Return the records in full, exactly as given.

* [Source data]:

—————

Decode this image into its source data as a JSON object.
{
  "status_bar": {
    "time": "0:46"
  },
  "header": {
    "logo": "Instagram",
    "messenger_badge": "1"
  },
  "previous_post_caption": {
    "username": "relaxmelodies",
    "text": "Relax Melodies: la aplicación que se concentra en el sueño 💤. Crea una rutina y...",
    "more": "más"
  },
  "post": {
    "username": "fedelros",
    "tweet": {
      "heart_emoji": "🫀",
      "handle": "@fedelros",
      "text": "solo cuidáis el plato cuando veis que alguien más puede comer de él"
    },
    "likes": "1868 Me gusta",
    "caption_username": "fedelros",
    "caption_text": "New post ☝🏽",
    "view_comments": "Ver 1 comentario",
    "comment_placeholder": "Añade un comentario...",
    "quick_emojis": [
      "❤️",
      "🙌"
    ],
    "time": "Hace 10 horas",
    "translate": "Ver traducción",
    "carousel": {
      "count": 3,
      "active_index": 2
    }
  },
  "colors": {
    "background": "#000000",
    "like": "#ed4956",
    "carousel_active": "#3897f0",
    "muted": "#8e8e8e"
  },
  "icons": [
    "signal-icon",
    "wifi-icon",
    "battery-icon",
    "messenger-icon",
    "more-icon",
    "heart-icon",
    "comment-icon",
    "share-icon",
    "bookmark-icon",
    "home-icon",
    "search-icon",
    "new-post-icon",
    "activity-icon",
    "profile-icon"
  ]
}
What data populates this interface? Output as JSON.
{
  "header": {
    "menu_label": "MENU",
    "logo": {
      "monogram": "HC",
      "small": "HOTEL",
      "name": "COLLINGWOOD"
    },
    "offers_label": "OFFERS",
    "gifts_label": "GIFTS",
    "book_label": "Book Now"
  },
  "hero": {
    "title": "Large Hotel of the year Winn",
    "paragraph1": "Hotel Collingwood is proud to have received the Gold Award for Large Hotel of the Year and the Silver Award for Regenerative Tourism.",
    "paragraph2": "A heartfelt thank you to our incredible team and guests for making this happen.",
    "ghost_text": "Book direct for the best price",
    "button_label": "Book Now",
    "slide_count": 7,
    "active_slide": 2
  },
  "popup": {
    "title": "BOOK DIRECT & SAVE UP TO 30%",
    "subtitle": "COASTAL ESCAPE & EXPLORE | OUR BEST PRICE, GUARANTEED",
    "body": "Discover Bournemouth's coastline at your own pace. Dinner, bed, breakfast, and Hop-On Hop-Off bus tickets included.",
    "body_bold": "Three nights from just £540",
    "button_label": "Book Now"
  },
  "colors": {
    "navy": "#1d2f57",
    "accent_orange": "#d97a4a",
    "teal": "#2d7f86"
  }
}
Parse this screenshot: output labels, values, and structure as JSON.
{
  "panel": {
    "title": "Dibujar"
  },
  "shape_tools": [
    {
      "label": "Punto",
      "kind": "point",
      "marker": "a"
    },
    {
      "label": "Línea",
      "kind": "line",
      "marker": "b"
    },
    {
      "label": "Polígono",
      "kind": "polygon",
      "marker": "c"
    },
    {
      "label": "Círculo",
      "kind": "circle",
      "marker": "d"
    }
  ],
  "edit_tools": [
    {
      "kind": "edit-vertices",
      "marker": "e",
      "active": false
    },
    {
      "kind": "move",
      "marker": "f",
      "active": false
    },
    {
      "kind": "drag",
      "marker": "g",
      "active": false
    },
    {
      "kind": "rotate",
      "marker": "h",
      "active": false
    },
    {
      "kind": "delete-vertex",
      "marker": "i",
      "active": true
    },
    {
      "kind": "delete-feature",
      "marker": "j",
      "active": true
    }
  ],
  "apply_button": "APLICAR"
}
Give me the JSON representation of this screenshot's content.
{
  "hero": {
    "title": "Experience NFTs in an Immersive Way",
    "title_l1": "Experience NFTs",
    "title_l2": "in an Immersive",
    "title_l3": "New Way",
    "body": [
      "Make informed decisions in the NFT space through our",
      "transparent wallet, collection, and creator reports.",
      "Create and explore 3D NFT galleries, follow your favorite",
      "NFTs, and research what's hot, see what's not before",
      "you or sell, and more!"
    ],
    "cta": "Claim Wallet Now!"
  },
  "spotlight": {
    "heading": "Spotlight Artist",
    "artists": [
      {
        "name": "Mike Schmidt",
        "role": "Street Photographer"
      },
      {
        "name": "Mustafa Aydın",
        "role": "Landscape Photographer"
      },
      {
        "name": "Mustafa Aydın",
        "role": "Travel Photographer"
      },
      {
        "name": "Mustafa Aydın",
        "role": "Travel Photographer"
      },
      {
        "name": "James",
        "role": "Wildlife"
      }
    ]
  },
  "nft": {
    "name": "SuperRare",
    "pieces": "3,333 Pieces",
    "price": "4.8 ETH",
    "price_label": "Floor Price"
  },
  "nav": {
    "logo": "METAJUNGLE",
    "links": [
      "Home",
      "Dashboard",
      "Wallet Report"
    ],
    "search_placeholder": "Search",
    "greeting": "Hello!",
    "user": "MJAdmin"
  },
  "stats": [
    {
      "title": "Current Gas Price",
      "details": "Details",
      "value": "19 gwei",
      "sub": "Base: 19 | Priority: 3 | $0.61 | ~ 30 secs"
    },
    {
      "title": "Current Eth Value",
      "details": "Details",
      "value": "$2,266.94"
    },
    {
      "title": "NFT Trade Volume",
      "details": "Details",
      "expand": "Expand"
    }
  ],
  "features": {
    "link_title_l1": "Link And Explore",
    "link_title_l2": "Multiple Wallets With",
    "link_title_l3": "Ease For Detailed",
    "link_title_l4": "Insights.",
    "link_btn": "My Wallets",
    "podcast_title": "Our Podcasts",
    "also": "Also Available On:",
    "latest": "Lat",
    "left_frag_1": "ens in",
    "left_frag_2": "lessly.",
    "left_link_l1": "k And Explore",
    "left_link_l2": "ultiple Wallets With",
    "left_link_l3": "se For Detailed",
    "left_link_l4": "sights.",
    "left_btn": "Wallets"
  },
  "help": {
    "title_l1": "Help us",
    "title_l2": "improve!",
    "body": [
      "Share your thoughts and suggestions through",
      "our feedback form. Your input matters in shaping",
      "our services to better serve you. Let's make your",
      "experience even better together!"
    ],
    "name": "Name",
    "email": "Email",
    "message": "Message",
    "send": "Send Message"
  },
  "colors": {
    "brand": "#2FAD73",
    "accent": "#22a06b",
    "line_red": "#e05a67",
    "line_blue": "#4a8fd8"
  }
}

—————

* [Solution below]:
Decode this image into its source data as a JSON object.
{
  "status_bar": {
    "time": "0:46"
  },
  "header": {
    "logo": "Instagram",
    "messenger_badge": "1"
  },
  "previous_post_caption": {
    "username": "relaxmelodies",
    "text": "Relax Melodies: la aplicación que se concentra en el sueño 💤. Crea una rutina y...",
    "more": "más"
  },
  "post": {
    "username": "fedelros",
    "tweet": {
      "heart_emoji": "🫀",
      "handle": "@fedelros",
      "text": "solo cuidáis el plato cuando veis que alguien más puede comer de él"
    },
    "likes": "1868 Me gusta",
    "caption_username": "fedelros",
    "caption_text": "New post ☝🏽",
    "view_comments": "Ver 1 comentario",
    "comment_placeholder": "Añade un comentario...",
    "quick_emojis": [
      "❤️",
      "🙌"
    ],
    "time": "Hace 10 horas",
    "translate": "Ver traducción",
    "carousel": {
      "count": 3,
      "active_index": 2
    }
  },
  "colors": {
    "background": "#000000",
    "like": "#ed4956",
    "carousel_active": "#3897f0",
    "muted": "#8e8e8e"
  },
  "icons": [
    "signal-icon",
    "wifi-icon",
    "battery-icon",
    "messenger-icon",
    "more-icon",
    "heart-icon",
    "comment-icon",
    "share-icon",
    "bookmark-icon",
    "home-icon",
    "search-icon",
    "new-post-icon",
    "activity-icon",
    "profile-icon"
  ]
}
What data populates this interface? Output as JSON.
{
  "header": {
    "menu_label": "MENU",
    "logo": {
      "monogram": "HC",
      "small": "HOTEL",
      "name": "COLLINGWOOD"
    },
    "offers_label": "OFFERS",
    "gifts_label": "GIFTS",
    "book_label": "Book Now"
  },
  "hero": {
    "title": "Large Hotel of the year Winn",
    "paragraph1": "Hotel Collingwood is proud to have received the Gold Award for Large Hotel of the Year and the Silver Award for Regenerative Tourism.",
    "paragraph2": "A heartfelt thank you to our incredible team and guests for making this happen.",
    "ghost_text": "Book direct for the best price",
    "button_label": "Book Now",
    "slide_count": 7,
    "active_slide": 2
  },
  "popup": {
    "title": "BOOK DIRECT & SAVE UP TO 30%",
    "subtitle": "COASTAL ESCAPE & EXPLORE | OUR BEST PRICE, GUARANTEED",
    "body": "Discover Bournemouth's coastline at your own pace. Dinner, bed, breakfast, and Hop-On Hop-Off bus tickets included.",
    "body_bold": "Three nights from just £540",
    "button_label": "Book Now"
  },
  "colors": {
    "navy": "#1d2f57",
    "accent_orange": "#d97a4a",
    "teal": "#2d7f86"
  }
}
Parse this screenshot: output labels, values, and structure as JSON.
{
  "panel": {
    "title": "Dibujar"
  },
  "shape_tools": [
    {
      "label": "Punto",
      "kind": "point",
      "marker": "a"
    },
    {
      "label": "Línea",
      "kind": "line",
      "marker": "b"
    },
    {
      "label": "Polígono",
      "kind": "polygon",
      "marker": "c"
    },
    {
      "label": "Círculo",
      "kind": "circle",
      "marker": "d"
    }
  ],
  "edit_tools": [
    {
      "kind": "edit-vertices",
      "marker": "e",
      "active": false
    },
    {
      "kind": "move",
      "marker": "f",
      "active": false
    },
    {
      "kind": "drag",
      "marker": "g",
      "active": false
    },
    {
      "kind": "rotate",
      "marker": "h",
      "active": false
    },
    {
      "kind": "delete-vertex",
      "marker": "i",
      "active": true
    },
    {
      "kind": "delete-feature",
      "marker": "j",
      "active": true
    }
  ],
  "apply_button": "APLICAR"
}
Give me the JSON representation of this screenshot's content.
{
  "hero": {
    "title": "Experience NFTs in an Immersive Way",
    "title_l1": "Experience NFTs",
    "title_l2": "in an Immersive",
    "title_l3": "New Way",
    "body": [
      "Make informed decisions in the NFT space through our",
      "transparent wallet, collection, and creator reports.",
      "Create and explore 3D NFT galleries, follow your favorite",
      "NFTs, and research what's hot, see what's not before",
      "you or sell, and more!"
    ],
    "cta": "Claim Wallet Now!"
  },
  "spotlight": {
    "heading": "Spotlight Artist",
    "artists": [
      {
        "name": "Mike Schmidt",
        "role": "Street Photographer"
      },
      {
        "name": "Mustafa Aydın",
        "role": "Landscape Photographer"
      },
      {
        "name": "Mustafa Aydın",
        "role": "Travel Photographer"
      },
      {
        "name": "Mustafa Aydın",
        "role": "Travel Photographer"
      },
      {
        "name": "James",
        "role": "Wildlife"
      }
    ]
  },
  "nft": {
    "name": "SuperRare",
    "pieces": "3,333 Pieces",
    "price": "4.8 ETH",
    "price_label": "Floor Price"
  },
  "nav": {
    "logo": "METAJUNGLE",
    "links": [
      "Home",
      "Dashboard",
      "Wallet Report"
    ],
    "search_placeholder": "Search",
    "greeting": "Hello!",
    "user": "MJAdmin"
  },
  "stats": [
    {
      "title": "Current Gas Price",
      "details": "Details",
      "value": "19 gwei",
      "sub": "Base: 19 | Priority: 3 | $0.61 | ~ 30 secs"
    },
    {
      "title": "Current Eth Value",
      "details": "Details",
      "value": "$2,266.94"
    },
    {
      "title": "NFT Trade Volume",
      "details": "Details",
      "expand": "Expand"
    }
  ],
  "features": {
    "link_title_l1": "Link And Explore",
    "link_title_l2": "Multiple Wallets With",
    "link_title_l3": "Ease For Detailed",
    "link_title_l4": "Insights.",
    "link_btn": "My Wallets",
    "podcast_title": "Our Podcasts",
    "also": "Also Available On:",
    "latest": "Lat",
    "left_frag_1": "ens in",
    "left_frag_2": "lessly.",
    "left_link_l1": "k And Explore",
    "left_link_l2": "ultiple Wallets With",
    "left_link_l3": "se For Detailed",
    "left_link_l4": "sights.",
    "left_btn": "Wallets"
  },
  "help": {
    "title_l1": "Help us",
    "title_l2": "improve!",
    "body": [
      "Share your thoughts and suggestions through",
      "our feedback form. Your input matters in shaping",
      "our services to better serve you. Let's make your",
      "experience even better together!"
    ],
    "name": "Name",
    "email": "Email",
    "message": "Message",
    "send": "Send Message"
  },
  "colors": {
    "brand": "#2FAD73",
    "accent": "#22a06b",
    "line_red": "#e05a67",
    "line_blue": "#4a8fd8"
  }
}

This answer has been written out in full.